WHAT TO DO. Find the lines holding "banner" and copy them.

EXERCISE INPUT.
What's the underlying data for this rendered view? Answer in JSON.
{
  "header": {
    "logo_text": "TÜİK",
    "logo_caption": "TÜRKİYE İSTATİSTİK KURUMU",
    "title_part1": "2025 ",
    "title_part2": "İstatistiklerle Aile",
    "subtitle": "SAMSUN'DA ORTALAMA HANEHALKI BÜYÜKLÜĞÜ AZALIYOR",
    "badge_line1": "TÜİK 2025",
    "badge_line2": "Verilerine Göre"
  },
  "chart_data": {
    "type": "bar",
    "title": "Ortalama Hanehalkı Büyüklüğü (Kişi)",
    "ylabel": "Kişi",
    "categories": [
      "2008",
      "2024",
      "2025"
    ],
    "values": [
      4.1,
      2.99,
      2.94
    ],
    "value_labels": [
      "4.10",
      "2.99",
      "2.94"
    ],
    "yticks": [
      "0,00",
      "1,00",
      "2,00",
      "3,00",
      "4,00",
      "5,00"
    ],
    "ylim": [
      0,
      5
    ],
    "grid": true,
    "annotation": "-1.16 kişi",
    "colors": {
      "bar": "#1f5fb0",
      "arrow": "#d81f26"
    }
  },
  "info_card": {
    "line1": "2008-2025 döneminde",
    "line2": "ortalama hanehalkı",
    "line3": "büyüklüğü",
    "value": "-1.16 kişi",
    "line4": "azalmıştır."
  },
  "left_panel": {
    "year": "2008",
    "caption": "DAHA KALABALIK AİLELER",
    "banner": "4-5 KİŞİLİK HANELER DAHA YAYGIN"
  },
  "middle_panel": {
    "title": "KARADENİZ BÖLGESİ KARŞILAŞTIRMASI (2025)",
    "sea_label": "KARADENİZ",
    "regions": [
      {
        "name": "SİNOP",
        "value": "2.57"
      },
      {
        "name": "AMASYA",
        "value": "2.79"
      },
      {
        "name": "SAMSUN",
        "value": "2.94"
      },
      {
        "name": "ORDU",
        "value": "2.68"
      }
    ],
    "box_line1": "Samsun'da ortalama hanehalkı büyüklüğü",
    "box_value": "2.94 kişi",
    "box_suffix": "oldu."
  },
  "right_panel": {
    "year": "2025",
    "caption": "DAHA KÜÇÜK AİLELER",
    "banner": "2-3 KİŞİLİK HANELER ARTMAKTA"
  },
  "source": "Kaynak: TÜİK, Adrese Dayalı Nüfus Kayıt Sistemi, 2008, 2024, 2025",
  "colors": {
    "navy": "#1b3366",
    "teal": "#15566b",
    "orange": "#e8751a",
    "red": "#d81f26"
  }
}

FINAL ANSWER.
    "banner": "4-5 KİŞİLİK HANELER DAHA YAYGIN"
    "banner": "2-3 KİŞİLİK HANELER ARTMAKTA"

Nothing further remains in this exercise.